§ **Exercise directions**
Within the data that follows, how many lines carry the string "serta"? Give the number alone.

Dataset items
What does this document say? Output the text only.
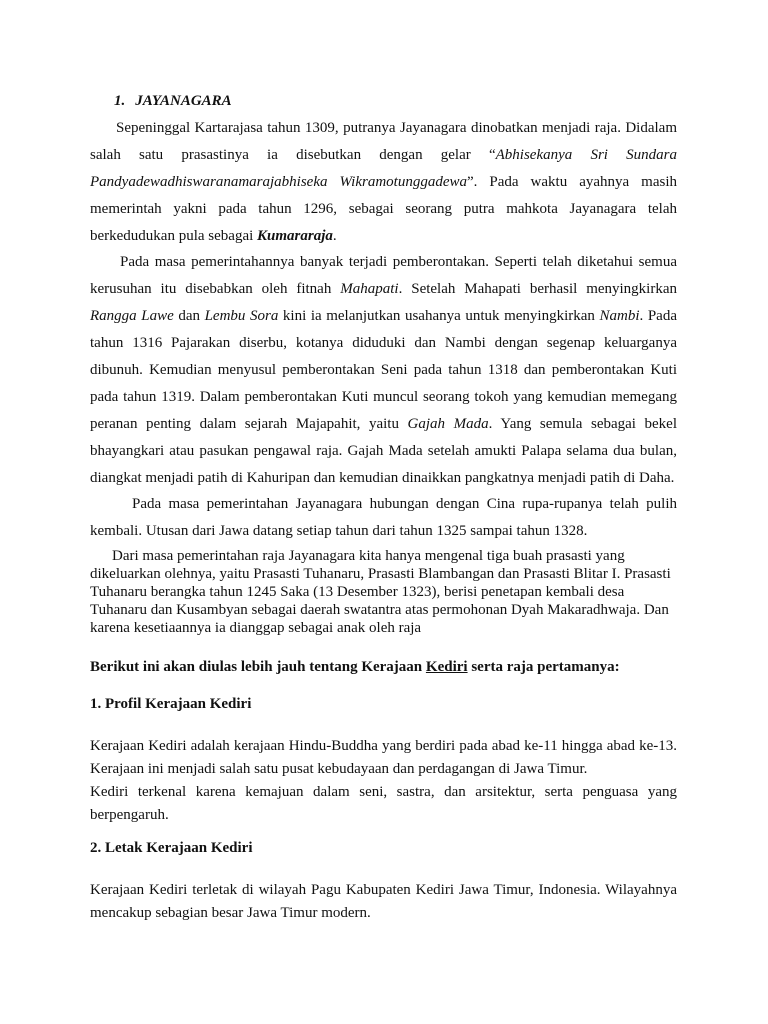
1. JAYANAGARA

Sepeninggal Kartarajasa tahun 1309, putranya Jayanagara dinobatkan menjadi raja. Didalam salah satu prasastinya ia disebutkan dengan gelar “Abhisekanya Sri Sundara Pandyadewadhiswaranamarajabhiseka Wikramotunggadewa”. Pada waktu ayahnya masih memerintah yakni pada tahun 1296, sebagai seorang putra mahkota Jayanagara telah berkedudukan pula sebagai Kumararaja.

Pada masa pemerintahannya banyak terjadi pemberontakan. Seperti telah diketahui semua kerusuhan itu disebabkan oleh fitnah Mahapati. Setelah Mahapati berhasil menyingkirkan Rangga Lawe dan Lembu Sora kini ia melanjutkan usahanya untuk menyingkirkan Nambi. Pada tahun 1316 Pajarakan diserbu, kotanya diduduki dan Nambi dengan segenap keluarganya dibunuh. Kemudian menyusul pemberontakan Seni pada tahun 1318 dan pemberontakan Kuti pada tahun 1319. Dalam pemberontakan Kuti muncul seorang tokoh yang kemudian memegang peranan penting dalam sejarah Majapahit, yaitu Gajah Mada. Yang semula sebagai bekel bhayangkari atau pasukan pengawal raja. Gajah Mada setelah amukti Palapa selama dua bulan, diangkat menjadi patih di Kahuripan dan kemudian dinaikkan pangkatnya menjadi patih di Daha.

Pada masa pemerintahan Jayanagara hubungan dengan Cina rupa-rupanya telah pulih kembali. Utusan dari Jawa datang setiap tahun dari tahun 1325 sampai tahun 1328.

Dari masa pemerintahan raja Jayanagara kita hanya mengenal tiga buah prasasti yang dikeluarkan olehnya, yaitu Prasasti Tuhanaru, Prasasti Blambangan dan Prasasti Blitar I. Prasasti Tuhanaru berangka tahun 1245 Saka (13 Desember 1323), berisi penetapan kembali desa Tuhanaru dan Kusambyan sebagai daerah swatantra atas permohonan Dyah Makaradhwaja. Dan karena kesetiaannya ia dianggap sebagai anak oleh raja

Berikut ini akan diulas lebih jauh tentang Kerajaan Kediri serta raja pertamanya:

1. Profil Kerajaan Kediri

Kerajaan Kediri adalah kerajaan Hindu-Buddha yang berdiri pada abad ke-11 hingga abad ke-13. Kerajaan ini menjadi salah satu pusat kebudayaan dan perdagangan di Jawa Timur.

Kediri terkenal karena kemajuan dalam seni, sastra, dan arsitektur, serta penguasa yang berpengaruh.

2. Letak Kerajaan Kediri

Kerajaan Kediri terletak di wilayah Pagu Kabupaten Kediri Jawa Timur, Indonesia. Wilayahnya mencakup sebagian besar Jawa Timur modern.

§ **Solution for this task**
2